I thought you stole my bunny for a minute there lol.  These 3 bunnies are pretty big. I think it could be all the manna pro bunny pellet, calf manna & alfalfa timothy & carrot sticks & apple slices. Hmmm, I guess they are a little spoiled lol. Maybe I will brave it at the 6 month mark


----------



## hemet dennis (Feb 14, 2012)

Do you have your two does together ? They need to have their own cage.


----------



## that's*satyrical (Feb 15, 2012)

Nope 3 separate cages


----------



## mama24 (Feb 15, 2012)

How often are you giving them carrots and apples? I would be careful with that since they are like candy for bunnies. Can cause diabetes if they are fed too often long term. I only give mine a baby carrot maybe once a week or even less than that.


----------



## that's*satyrical (Feb 15, 2012)

Not often & not a lot. They get my kids' leftover apples sliced up when they don't eat much of it. They get 1/3 of a big carrot each. Probably once-3 times per week depending.


----------



## AZ Rabbits (Feb 16, 2012)

For my NZW's, I've started breeding at 4 months for the does with really great results. Depending on the individuals, for meat rabbits, 5 months is the norm for the does, 6 months for the bucks (although I've bred bucks as early as 4 months too, but that's more rare).


----------

- Material:
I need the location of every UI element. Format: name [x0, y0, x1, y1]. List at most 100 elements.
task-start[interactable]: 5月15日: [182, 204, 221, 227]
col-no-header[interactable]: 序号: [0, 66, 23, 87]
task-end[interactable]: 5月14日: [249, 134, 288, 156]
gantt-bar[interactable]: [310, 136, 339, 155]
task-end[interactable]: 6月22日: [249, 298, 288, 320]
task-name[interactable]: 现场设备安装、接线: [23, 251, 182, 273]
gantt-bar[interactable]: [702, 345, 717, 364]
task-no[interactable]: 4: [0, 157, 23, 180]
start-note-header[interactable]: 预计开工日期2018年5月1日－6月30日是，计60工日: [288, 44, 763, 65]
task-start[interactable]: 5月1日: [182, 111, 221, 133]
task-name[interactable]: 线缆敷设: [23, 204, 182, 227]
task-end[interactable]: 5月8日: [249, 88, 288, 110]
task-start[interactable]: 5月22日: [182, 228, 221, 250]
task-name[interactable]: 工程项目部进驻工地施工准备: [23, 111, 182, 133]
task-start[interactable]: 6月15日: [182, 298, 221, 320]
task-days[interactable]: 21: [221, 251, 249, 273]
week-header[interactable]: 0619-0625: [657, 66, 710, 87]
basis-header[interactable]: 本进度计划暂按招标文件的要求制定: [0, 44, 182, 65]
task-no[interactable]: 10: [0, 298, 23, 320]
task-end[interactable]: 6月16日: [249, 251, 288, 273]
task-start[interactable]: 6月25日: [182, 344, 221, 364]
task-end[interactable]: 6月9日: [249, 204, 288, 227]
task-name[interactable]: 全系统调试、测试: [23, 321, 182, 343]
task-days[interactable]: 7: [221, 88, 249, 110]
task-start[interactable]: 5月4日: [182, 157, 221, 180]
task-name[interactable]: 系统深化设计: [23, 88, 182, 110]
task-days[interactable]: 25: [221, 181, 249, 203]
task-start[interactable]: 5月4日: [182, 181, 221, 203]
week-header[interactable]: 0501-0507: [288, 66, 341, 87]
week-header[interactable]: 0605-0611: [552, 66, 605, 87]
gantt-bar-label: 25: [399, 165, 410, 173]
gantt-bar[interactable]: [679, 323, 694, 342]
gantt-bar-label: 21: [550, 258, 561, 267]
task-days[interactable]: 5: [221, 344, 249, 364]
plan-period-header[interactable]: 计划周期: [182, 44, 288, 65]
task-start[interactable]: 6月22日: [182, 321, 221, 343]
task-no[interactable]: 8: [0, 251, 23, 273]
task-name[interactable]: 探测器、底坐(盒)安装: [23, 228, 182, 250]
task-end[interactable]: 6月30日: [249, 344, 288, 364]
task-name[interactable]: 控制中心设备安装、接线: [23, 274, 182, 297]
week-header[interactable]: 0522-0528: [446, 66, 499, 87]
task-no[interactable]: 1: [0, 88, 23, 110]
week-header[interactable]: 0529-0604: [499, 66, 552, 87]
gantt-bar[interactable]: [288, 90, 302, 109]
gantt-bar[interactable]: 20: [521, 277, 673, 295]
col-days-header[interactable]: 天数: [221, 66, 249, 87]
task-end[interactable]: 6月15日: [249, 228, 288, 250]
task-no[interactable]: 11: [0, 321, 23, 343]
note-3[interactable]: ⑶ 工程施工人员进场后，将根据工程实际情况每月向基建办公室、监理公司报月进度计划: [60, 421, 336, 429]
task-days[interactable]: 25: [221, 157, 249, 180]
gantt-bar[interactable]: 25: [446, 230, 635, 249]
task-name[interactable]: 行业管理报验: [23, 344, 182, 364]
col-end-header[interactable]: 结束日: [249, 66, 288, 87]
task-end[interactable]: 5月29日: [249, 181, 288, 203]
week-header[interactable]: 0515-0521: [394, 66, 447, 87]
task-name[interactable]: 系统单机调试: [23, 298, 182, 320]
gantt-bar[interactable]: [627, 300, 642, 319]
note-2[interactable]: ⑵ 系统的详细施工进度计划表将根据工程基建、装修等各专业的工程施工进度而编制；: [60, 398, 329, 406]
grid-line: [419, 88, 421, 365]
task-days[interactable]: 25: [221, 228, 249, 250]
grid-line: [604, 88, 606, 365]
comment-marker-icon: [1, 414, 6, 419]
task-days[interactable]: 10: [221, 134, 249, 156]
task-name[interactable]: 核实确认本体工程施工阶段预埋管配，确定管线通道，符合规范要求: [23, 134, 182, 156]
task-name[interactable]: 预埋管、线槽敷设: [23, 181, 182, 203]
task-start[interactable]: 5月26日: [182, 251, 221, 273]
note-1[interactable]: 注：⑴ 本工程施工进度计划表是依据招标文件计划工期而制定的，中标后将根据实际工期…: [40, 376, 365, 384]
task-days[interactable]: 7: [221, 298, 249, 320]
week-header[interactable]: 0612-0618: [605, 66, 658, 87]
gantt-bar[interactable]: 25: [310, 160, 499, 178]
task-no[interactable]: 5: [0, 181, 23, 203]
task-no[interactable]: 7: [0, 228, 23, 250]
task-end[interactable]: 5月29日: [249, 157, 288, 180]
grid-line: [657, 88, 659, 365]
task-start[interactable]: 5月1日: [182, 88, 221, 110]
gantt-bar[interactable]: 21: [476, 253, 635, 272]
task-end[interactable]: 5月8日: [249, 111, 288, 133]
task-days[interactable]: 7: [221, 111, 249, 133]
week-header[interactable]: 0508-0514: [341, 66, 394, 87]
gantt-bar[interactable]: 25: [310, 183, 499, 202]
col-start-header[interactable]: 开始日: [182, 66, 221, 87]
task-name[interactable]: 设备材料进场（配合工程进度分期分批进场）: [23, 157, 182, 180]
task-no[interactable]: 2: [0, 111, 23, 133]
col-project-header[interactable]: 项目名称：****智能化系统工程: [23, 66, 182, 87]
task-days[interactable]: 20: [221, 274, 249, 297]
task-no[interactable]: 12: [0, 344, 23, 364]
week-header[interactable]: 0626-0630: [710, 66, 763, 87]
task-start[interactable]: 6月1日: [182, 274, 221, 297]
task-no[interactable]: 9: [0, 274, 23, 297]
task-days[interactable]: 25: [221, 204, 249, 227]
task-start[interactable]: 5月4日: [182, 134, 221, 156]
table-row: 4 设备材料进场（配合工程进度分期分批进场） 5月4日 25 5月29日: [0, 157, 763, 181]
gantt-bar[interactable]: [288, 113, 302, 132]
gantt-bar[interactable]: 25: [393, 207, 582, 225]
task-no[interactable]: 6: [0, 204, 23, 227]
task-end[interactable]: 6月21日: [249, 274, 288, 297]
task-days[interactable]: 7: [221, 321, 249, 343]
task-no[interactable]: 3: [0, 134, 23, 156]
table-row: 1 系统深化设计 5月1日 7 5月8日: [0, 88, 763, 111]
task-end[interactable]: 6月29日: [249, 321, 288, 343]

- Task objective:
Copy the stretch of the rabbit-care thread from "How often are" through "per week depending.", swapping "diabetes" for "obesity".

- Output of the exercise:
How often are you giving them carrots and apples? I would be careful with that since they are like candy for bunnies. Can cause obesity if they are fed too often long term. I only give mine a baby carrot maybe once a week or even less than that.


----------



## that's*satyrical (Feb 15, 2012)

Not often & not a lot. They get my kids' leftover apples sliced up when they don't eat much of it. They get 1/3 of a big carrot each. Probably once-3 times per week depending.